▶ [Description of the task] From the listing that follows, extract every line and set it down unaltered.
---+---
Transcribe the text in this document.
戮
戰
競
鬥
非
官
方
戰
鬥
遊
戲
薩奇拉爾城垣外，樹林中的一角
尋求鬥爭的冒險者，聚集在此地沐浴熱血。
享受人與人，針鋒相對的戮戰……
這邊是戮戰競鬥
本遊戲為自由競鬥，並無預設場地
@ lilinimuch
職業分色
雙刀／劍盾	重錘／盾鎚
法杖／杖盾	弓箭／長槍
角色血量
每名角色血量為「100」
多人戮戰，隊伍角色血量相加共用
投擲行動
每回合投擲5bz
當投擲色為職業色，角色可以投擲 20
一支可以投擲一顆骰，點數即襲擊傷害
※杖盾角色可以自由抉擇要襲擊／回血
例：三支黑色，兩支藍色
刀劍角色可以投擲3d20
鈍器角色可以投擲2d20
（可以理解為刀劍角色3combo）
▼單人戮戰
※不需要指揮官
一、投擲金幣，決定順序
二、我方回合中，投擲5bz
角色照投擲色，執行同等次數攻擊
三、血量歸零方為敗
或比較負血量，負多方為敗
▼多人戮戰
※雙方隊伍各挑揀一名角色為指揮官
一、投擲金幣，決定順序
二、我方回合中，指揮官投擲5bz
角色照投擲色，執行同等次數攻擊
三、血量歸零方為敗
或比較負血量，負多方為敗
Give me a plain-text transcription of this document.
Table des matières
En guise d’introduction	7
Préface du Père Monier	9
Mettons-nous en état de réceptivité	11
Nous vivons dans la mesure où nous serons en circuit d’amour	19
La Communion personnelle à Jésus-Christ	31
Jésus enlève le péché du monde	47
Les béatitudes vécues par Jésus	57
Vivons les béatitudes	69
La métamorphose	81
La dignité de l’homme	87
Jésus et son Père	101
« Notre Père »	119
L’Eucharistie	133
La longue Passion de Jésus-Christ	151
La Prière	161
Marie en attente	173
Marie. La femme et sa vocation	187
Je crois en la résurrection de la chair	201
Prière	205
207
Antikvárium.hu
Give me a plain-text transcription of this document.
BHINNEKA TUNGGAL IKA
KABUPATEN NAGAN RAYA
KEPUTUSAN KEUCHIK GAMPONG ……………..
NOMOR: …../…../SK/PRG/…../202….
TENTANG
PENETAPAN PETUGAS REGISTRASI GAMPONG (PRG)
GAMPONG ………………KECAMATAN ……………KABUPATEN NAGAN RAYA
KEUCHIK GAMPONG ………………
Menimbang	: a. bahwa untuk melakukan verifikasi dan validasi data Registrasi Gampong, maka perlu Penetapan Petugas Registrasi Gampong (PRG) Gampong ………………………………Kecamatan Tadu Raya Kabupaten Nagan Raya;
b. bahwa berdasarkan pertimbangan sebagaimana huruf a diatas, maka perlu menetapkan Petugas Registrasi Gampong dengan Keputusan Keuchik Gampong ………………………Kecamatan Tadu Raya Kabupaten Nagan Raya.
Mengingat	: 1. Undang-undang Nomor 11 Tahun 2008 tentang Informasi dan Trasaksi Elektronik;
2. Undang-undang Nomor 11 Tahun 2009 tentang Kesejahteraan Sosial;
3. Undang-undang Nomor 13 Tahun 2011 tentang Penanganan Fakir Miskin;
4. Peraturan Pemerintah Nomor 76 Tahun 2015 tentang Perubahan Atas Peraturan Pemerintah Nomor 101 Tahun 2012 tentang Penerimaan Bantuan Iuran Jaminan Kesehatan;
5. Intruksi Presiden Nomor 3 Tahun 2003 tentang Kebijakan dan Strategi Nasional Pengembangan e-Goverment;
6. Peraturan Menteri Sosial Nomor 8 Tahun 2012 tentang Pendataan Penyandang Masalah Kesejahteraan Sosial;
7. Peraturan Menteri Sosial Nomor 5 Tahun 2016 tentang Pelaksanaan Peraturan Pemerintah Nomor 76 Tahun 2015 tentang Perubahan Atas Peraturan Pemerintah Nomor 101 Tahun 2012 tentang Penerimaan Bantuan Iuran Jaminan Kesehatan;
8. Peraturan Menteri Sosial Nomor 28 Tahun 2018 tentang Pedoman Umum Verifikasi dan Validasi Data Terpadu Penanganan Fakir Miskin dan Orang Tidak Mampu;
---+---
▶ [Solution to the problem]
Transcribe the text in this document.
戮
戰
競
鬥
非
官
方
戰
鬥
遊
戲
薩奇拉爾城垣外，樹林中的一角
尋求鬥爭的冒險者，聚集在此地沐浴熱血。
享受人與人，針鋒相對的戮戰……
這邊是戮戰競鬥
本遊戲為自由競鬥，並無預設場地
@ lilinimuch
職業分色
雙刀／劍盾	重錘／盾鎚
法杖／杖盾	弓箭／長槍
角色血量
每名角色血量為「100」
多人戮戰，隊伍角色血量相加共用
投擲行動
每回合投擲5bz
當投擲色為職業色，角色可以投擲 20
一支可以投擲一顆骰，點數即襲擊傷害
※杖盾角色可以自由抉擇要襲擊／回血
例：三支黑色，兩支藍色
刀劍角色可以投擲3d20
鈍器角色可以投擲2d20
（可以理解為刀劍角色3combo）
▼單人戮戰
※不需要指揮官
一、投擲金幣，決定順序
二、我方回合中，投擲5bz
角色照投擲色，執行同等次數攻擊
三、血量歸零方為敗
或比較負血量，負多方為敗
▼多人戮戰
※雙方隊伍各挑揀一名角色為指揮官
一、投擲金幣，決定順序
二、我方回合中，指揮官投擲5bz
角色照投擲色，執行同等次數攻擊
三、血量歸零方為敗
或比較負血量，負多方為敗
Give me a plain-text transcription of this document.
Table des matières
En guise d’introduction	7
Préface du Père Monier	9
Mettons-nous en état de réceptivité	11
Nous vivons dans la mesure où nous serons en circuit d’amour	19
La Communion personnelle à Jésus-Christ	31
Jésus enlève le péché du monde	47
Les béatitudes vécues par Jésus	57
Vivons les béatitudes	69
La métamorphose	81
La dignité de l’homme	87
Jésus et son Père	101
« Notre Père »	119
L’Eucharistie	133
La longue Passion de Jésus-Christ	151
La Prière	161
Marie en attente	173
Marie. La femme et sa vocation	187
Je crois en la résurrection de la chair	201
Prière	205
207
Antikvárium.hu
Give me a plain-text transcription of this document.
BHINNEKA TUNGGAL IKA
KABUPATEN NAGAN RAYA
KEPUTUSAN KEUCHIK GAMPONG ……………..
NOMOR: …../…../SK/PRG/…../202….
TENTANG
PENETAPAN PETUGAS REGISTRASI GAMPONG (PRG)
GAMPONG ………………KECAMATAN ……………KABUPATEN NAGAN RAYA
KEUCHIK GAMPONG ………………
Menimbang	: a. bahwa untuk melakukan verifikasi dan validasi data Registrasi Gampong, maka perlu Penetapan Petugas Registrasi Gampong (PRG) Gampong ………………………………Kecamatan Tadu Raya Kabupaten Nagan Raya;
b. bahwa berdasarkan pertimbangan sebagaimana huruf a diatas, maka perlu menetapkan Petugas Registrasi Gampong dengan Keputusan Keuchik Gampong ………………………Kecamatan Tadu Raya Kabupaten Nagan Raya.
Mengingat	: 1. Undang-undang Nomor 11 Tahun 2008 tentang Informasi dan Trasaksi Elektronik;
2. Undang-undang Nomor 11 Tahun 2009 tentang Kesejahteraan Sosial;
3. Undang-undang Nomor 13 Tahun 2011 tentang Penanganan Fakir Miskin;
4. Peraturan Pemerintah Nomor 76 Tahun 2015 tentang Perubahan Atas Peraturan Pemerintah Nomor 101 Tahun 2012 tentang Penerimaan Bantuan Iuran Jaminan Kesehatan;
5. Intruksi Presiden Nomor 3 Tahun 2003 tentang Kebijakan dan Strategi Nasional Pengembangan e-Goverment;
6. Peraturan Menteri Sosial Nomor 8 Tahun 2012 tentang Pendataan Penyandang Masalah Kesejahteraan Sosial;
7. Peraturan Menteri Sosial Nomor 5 Tahun 2016 tentang Pelaksanaan Peraturan Pemerintah Nomor 76 Tahun 2015 tentang Perubahan Atas Peraturan Pemerintah Nomor 101 Tahun 2012 tentang Penerimaan Bantuan Iuran Jaminan Kesehatan;
8. Peraturan Menteri Sosial Nomor 28 Tahun 2018 tentang Pedoman Umum Verifikasi dan Validasi Data Terpadu Penanganan Fakir Miskin dan Orang Tidak Mampu;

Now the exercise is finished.